**What you need to do:** Output solely the number of lines containing the string "subtitle".

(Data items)
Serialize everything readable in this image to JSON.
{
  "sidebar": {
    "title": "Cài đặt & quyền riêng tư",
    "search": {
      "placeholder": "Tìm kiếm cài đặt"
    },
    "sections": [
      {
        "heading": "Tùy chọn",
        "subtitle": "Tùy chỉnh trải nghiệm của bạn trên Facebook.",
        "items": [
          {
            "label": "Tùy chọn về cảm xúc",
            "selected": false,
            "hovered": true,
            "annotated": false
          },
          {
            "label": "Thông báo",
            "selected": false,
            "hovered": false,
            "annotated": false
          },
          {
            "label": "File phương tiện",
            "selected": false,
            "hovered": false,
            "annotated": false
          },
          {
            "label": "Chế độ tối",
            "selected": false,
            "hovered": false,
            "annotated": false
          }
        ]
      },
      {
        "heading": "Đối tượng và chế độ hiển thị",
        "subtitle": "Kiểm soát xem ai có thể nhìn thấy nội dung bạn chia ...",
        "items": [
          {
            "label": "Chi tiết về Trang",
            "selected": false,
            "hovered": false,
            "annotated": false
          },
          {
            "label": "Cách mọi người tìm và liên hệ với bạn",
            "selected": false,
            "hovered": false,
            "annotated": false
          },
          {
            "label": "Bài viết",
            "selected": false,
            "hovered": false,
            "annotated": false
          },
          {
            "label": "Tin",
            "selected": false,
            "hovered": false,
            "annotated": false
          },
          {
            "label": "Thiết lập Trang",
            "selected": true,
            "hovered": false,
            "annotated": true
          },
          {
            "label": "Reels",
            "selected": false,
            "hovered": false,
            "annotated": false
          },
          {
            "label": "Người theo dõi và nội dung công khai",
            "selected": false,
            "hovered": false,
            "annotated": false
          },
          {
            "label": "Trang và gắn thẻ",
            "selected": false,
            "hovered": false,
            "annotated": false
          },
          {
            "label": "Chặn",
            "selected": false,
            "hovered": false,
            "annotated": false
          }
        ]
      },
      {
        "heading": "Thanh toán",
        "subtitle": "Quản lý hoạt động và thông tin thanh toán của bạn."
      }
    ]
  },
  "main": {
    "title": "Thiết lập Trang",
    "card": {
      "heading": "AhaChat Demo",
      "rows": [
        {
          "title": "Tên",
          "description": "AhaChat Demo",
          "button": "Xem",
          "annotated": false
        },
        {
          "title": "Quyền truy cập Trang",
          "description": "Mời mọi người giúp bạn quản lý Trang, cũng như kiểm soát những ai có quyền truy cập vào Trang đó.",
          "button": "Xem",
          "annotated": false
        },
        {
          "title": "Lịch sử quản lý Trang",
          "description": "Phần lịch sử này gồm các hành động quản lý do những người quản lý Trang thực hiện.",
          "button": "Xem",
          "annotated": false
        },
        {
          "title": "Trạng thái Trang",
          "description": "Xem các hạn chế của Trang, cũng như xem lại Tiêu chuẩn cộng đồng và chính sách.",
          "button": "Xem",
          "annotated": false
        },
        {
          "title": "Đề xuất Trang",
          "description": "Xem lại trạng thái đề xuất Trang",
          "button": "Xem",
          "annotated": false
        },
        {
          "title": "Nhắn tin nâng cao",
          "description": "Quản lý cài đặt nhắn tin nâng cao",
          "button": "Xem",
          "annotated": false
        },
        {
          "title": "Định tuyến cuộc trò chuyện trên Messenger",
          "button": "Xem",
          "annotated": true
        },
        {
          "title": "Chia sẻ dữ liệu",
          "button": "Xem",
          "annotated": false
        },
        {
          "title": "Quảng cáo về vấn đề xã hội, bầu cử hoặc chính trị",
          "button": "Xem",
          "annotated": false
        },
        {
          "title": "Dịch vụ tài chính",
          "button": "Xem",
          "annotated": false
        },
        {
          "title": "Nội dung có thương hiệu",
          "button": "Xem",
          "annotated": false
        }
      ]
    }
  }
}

**Result:** 3